— START Records for the exercise —

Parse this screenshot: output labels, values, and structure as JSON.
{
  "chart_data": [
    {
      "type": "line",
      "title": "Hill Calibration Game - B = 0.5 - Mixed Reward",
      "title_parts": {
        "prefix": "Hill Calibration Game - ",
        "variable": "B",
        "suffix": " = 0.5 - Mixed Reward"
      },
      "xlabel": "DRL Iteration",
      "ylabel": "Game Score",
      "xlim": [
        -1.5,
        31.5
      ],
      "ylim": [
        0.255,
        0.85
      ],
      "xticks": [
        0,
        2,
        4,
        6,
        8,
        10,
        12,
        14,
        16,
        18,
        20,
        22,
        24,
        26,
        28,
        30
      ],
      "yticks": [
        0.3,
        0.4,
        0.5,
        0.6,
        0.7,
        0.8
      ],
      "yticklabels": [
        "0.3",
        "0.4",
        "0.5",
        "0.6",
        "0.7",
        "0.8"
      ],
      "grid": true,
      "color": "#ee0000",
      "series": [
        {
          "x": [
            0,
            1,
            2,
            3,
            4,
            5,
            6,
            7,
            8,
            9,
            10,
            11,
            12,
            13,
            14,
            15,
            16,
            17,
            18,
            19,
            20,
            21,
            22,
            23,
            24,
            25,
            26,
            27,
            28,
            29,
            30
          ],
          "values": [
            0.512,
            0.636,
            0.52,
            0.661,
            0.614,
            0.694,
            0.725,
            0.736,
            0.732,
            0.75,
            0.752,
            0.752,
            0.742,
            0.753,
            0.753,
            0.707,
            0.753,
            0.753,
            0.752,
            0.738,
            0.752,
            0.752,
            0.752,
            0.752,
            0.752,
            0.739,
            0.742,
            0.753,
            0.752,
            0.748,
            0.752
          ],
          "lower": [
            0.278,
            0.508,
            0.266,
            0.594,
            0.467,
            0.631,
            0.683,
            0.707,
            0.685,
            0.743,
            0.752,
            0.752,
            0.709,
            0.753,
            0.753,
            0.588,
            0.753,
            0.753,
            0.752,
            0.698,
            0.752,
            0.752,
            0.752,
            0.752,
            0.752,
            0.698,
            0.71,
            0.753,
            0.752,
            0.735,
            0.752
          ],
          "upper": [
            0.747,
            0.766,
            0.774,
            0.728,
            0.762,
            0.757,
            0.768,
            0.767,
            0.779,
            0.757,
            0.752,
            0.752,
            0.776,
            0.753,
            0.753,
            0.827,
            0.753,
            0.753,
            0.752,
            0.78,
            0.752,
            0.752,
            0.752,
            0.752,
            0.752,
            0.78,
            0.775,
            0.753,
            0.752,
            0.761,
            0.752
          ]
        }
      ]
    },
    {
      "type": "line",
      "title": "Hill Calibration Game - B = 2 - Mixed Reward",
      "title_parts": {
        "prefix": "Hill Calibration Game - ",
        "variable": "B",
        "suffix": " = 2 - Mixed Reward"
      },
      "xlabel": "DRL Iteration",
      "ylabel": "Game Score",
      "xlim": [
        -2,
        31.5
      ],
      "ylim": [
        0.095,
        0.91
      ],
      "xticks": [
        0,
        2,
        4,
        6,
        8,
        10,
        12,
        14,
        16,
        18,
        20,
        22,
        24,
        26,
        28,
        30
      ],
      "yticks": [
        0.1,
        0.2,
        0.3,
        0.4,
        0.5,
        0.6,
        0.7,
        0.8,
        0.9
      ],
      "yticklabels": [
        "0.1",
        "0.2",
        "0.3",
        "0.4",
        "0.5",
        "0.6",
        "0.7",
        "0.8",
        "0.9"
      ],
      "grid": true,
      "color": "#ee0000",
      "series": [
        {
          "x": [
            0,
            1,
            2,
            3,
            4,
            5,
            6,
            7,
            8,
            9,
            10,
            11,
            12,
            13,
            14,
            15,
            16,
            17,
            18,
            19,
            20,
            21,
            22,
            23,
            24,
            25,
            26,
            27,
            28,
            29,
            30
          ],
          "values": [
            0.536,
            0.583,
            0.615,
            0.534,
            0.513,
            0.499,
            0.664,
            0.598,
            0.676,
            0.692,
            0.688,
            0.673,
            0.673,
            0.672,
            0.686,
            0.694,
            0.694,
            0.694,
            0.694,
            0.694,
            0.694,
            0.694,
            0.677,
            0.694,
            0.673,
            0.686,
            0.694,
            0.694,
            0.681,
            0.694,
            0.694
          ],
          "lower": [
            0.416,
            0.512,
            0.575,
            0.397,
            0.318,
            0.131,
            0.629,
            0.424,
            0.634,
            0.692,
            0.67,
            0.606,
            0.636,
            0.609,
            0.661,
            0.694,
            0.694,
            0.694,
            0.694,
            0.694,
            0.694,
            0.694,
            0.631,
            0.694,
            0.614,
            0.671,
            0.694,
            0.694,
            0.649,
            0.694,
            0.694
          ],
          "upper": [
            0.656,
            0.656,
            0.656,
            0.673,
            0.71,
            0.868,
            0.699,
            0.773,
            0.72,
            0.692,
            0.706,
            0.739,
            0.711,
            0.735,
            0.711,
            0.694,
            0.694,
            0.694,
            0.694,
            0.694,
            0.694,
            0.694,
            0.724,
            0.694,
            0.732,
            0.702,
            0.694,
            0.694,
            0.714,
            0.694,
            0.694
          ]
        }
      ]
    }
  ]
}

— END Records for the exercise —

**Exercise prompt**
Copy each line in the data that holds the word "suffix".

**Solution for this problem**
        "suffix": " = 0.5 - Mixed Reward"
        "suffix": " = 2 - Mixed Reward"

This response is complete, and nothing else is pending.